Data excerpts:

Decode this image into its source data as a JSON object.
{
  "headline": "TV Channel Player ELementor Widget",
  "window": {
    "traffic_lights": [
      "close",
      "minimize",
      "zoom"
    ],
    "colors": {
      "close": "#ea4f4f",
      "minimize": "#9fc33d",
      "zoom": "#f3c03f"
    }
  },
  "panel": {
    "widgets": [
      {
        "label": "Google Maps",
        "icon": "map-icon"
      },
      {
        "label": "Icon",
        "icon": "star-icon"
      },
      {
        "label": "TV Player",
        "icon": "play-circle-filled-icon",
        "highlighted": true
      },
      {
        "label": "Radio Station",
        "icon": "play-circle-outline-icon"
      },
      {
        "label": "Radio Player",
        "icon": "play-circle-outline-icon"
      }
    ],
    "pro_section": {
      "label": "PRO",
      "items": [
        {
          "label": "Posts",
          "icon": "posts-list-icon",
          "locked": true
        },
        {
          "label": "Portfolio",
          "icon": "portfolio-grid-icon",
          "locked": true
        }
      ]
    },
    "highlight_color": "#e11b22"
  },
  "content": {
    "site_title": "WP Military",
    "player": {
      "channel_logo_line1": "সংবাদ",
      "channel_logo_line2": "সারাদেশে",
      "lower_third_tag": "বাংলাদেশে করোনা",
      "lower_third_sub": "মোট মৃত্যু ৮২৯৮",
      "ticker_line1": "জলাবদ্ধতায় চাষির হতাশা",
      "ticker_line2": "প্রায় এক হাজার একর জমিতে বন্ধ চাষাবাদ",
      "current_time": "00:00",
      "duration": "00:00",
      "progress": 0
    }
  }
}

EXERCISE DESCRIPTION :: Look for "Radio" and pull out every line that has it.

ANSWER TO THE TASK ::
        "label": "Radio Station",
        "label": "Radio Player",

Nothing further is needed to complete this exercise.